# Records from a data collection
* START *

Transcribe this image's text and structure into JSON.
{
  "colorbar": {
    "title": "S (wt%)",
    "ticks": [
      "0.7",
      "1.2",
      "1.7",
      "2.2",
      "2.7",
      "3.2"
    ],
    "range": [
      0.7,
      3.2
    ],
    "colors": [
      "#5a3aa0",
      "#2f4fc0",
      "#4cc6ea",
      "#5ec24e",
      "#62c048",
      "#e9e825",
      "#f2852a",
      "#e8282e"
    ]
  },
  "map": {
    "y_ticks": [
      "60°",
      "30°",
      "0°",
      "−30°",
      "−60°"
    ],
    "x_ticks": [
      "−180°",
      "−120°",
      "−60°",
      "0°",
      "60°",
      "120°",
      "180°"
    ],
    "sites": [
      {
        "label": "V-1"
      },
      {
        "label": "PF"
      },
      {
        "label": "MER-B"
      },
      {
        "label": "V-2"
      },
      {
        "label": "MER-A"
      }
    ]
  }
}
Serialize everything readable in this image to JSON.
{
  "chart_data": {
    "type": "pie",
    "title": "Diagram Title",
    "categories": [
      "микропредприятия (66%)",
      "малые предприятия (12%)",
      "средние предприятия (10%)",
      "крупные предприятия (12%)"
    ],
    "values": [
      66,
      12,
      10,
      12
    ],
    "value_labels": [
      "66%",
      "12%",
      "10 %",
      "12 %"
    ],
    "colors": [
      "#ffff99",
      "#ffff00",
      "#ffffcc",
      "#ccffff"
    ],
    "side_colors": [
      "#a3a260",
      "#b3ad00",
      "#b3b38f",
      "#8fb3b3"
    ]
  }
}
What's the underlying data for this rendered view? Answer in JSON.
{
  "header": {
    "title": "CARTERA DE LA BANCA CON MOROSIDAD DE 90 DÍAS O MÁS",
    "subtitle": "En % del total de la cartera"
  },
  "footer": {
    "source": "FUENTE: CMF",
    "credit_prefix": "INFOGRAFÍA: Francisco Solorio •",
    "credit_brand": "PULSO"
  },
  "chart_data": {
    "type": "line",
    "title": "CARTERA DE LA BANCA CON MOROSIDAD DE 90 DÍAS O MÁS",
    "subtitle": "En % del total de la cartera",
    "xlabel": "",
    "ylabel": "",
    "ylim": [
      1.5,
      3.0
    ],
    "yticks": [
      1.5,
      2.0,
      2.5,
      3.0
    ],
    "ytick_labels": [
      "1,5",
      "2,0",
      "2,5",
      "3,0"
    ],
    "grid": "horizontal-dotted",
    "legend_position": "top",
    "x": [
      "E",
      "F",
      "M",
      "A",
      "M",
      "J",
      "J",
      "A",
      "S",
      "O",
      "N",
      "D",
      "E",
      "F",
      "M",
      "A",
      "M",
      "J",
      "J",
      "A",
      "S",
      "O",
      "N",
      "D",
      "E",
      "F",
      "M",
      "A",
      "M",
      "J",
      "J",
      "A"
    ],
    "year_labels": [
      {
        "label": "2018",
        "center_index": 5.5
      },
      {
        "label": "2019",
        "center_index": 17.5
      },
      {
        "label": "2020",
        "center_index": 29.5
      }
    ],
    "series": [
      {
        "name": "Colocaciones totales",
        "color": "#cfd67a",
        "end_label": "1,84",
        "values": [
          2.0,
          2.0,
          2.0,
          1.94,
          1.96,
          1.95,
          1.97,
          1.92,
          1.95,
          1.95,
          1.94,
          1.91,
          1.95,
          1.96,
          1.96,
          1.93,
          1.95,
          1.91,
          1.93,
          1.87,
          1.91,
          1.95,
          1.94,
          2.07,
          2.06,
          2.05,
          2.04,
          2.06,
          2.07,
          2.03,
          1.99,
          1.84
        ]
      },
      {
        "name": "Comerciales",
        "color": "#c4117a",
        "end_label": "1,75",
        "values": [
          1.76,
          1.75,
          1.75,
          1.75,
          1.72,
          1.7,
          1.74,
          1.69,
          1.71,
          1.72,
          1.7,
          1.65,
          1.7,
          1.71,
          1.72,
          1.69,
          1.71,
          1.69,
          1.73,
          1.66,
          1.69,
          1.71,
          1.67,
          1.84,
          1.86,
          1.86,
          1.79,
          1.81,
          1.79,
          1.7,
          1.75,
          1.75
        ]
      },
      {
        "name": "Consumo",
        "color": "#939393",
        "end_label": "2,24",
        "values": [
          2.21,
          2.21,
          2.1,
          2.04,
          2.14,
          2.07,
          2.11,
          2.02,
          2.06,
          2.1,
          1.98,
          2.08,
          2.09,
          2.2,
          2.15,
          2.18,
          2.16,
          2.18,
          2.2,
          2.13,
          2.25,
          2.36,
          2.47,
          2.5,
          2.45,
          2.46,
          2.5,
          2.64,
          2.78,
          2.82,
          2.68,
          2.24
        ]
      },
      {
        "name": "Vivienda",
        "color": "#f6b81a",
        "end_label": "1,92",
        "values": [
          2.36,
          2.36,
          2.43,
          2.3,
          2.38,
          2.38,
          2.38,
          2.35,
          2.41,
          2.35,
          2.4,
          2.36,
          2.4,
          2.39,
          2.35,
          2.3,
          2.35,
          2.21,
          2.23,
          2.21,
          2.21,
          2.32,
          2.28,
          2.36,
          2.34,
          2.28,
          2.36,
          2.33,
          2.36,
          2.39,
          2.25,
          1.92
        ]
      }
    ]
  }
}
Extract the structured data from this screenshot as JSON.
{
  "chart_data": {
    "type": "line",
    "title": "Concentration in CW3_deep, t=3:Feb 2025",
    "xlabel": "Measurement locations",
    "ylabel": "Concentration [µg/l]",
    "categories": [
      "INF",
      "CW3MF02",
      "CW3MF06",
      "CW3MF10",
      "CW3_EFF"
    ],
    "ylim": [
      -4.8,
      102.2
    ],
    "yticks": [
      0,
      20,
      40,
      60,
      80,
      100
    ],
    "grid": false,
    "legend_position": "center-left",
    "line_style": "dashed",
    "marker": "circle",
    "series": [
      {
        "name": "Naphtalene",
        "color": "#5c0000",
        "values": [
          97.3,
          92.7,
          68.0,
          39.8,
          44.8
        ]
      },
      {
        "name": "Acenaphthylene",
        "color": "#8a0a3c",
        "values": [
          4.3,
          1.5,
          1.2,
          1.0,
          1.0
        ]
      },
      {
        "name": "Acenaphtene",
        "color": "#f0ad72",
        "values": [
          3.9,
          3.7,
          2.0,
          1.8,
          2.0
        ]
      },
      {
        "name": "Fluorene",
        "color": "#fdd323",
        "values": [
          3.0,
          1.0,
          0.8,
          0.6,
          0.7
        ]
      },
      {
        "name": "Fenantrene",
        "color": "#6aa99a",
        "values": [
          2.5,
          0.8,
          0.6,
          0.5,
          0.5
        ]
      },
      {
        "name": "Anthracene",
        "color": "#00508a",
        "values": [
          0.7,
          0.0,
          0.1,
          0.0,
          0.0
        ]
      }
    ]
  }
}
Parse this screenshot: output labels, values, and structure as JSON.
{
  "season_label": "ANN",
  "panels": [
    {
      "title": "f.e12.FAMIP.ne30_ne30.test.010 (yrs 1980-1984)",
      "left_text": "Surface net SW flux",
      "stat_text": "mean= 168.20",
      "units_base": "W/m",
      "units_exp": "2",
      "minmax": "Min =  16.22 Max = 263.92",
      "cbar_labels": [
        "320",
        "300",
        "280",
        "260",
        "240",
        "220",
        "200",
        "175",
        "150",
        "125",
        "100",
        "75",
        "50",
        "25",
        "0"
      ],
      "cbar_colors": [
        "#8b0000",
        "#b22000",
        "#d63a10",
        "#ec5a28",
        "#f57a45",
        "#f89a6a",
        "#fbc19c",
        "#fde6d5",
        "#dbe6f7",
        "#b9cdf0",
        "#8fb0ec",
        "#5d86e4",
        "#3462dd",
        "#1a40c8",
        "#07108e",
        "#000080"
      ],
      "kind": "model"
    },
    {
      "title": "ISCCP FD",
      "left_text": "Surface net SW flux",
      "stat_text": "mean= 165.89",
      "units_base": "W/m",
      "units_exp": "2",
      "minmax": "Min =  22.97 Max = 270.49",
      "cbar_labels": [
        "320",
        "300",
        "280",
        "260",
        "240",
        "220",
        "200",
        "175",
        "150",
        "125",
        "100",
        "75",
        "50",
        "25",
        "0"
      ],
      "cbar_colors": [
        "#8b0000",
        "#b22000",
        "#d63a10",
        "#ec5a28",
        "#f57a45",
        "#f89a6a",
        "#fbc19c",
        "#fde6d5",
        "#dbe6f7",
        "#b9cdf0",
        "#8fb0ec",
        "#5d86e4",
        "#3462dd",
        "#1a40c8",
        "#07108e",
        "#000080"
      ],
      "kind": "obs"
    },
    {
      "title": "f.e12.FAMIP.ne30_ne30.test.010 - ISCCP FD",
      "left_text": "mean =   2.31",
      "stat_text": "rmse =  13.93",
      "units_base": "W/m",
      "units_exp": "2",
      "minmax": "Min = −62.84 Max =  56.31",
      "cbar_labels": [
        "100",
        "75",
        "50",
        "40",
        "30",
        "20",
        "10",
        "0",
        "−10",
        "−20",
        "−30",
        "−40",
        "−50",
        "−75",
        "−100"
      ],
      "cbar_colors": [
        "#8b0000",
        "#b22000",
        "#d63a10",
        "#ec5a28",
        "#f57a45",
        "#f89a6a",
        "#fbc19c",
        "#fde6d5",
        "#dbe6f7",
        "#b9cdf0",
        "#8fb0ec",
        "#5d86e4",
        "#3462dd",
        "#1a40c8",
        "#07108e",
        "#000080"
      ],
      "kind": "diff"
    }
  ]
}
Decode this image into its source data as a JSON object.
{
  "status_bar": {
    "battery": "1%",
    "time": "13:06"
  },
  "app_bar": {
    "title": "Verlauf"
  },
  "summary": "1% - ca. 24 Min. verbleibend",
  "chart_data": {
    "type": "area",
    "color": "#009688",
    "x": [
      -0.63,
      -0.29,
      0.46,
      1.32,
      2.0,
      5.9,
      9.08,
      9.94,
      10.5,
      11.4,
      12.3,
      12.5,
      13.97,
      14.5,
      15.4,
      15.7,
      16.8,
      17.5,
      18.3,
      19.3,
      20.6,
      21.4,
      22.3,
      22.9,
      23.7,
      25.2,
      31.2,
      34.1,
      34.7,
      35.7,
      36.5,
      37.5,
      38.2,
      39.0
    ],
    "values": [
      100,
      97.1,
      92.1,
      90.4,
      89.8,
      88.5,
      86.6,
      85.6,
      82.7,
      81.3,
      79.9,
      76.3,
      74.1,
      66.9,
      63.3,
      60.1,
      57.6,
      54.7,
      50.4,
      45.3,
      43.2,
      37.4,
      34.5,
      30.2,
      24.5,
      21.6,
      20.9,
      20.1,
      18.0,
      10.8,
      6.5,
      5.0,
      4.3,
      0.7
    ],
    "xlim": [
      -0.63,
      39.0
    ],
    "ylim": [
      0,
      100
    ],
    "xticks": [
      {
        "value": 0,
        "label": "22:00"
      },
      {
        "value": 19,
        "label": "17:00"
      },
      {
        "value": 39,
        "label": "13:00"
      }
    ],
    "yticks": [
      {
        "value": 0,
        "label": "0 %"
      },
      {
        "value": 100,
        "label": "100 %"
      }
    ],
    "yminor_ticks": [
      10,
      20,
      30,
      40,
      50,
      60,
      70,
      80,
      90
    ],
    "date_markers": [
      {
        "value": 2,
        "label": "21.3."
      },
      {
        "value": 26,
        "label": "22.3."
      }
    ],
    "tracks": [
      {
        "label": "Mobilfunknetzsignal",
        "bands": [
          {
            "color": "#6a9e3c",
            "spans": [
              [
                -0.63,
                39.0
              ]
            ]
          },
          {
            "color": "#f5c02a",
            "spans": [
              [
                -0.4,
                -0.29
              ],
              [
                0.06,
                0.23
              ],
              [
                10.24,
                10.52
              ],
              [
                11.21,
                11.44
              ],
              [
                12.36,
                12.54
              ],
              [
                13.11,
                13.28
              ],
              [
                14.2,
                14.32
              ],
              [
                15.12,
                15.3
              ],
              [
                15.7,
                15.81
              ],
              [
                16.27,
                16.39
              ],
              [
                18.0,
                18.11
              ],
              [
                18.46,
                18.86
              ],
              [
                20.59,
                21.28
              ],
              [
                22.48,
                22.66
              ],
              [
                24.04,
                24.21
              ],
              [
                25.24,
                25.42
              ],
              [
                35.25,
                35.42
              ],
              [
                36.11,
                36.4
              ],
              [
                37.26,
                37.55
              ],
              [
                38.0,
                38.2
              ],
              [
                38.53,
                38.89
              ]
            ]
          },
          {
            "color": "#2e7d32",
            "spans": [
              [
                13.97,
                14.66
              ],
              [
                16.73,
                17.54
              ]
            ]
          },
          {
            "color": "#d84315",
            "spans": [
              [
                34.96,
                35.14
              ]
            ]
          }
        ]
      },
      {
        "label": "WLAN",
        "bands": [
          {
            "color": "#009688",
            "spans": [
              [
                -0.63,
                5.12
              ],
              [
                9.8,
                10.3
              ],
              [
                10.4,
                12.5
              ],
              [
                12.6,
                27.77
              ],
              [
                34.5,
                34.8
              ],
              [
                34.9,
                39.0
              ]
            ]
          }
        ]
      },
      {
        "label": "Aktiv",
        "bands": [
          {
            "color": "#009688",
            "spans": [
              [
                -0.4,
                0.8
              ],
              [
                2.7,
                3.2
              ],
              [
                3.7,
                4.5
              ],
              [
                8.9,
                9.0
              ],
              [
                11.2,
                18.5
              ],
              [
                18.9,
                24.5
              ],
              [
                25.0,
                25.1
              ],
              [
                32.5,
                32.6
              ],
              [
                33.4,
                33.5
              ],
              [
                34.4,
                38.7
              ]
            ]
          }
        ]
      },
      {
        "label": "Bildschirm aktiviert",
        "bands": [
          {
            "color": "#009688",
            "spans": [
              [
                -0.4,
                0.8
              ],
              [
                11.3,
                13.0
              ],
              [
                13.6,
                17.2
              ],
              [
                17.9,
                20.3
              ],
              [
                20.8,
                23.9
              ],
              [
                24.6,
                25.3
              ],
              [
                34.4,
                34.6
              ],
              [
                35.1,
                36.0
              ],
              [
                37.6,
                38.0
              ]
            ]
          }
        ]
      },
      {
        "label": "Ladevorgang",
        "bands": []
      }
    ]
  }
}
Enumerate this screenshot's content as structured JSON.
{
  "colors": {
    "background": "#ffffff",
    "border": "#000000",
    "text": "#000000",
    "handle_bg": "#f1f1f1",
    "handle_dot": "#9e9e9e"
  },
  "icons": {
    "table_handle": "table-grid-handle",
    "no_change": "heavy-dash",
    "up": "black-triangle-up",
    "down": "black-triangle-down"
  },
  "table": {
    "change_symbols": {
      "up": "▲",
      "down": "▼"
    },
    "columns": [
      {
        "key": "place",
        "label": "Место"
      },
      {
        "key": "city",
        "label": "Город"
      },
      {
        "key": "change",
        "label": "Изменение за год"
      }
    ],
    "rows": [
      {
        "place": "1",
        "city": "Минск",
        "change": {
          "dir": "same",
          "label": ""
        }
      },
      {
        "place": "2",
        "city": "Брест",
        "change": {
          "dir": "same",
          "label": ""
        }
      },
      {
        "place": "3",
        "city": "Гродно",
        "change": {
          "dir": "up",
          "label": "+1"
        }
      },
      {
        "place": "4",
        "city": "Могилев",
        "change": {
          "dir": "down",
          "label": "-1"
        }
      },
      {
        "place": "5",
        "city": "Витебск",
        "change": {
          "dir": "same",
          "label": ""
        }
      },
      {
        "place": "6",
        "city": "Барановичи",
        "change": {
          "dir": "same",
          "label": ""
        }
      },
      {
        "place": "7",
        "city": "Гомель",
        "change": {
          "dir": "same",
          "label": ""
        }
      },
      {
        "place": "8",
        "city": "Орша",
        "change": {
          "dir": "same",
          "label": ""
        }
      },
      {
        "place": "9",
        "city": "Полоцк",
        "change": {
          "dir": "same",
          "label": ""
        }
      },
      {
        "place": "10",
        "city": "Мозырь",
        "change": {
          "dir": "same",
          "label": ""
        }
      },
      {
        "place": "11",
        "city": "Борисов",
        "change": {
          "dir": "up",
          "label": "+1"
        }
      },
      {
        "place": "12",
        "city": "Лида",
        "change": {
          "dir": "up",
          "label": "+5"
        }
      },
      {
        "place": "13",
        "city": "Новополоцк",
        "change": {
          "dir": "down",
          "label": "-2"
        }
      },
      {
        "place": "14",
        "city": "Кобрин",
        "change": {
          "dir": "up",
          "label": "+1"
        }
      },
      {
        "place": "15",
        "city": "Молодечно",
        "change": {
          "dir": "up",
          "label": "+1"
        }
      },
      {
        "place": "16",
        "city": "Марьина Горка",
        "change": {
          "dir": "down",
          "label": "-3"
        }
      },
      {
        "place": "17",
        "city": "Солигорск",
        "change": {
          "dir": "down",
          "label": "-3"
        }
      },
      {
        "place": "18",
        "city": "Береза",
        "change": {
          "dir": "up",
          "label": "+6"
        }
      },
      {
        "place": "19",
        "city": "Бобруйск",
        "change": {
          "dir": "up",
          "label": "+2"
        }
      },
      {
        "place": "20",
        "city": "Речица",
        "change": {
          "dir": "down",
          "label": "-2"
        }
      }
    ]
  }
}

* END *

Go through the data and count each line that has the word "grid", then give the total alone.

# SOLUTION FOR THIS EXERCISE
3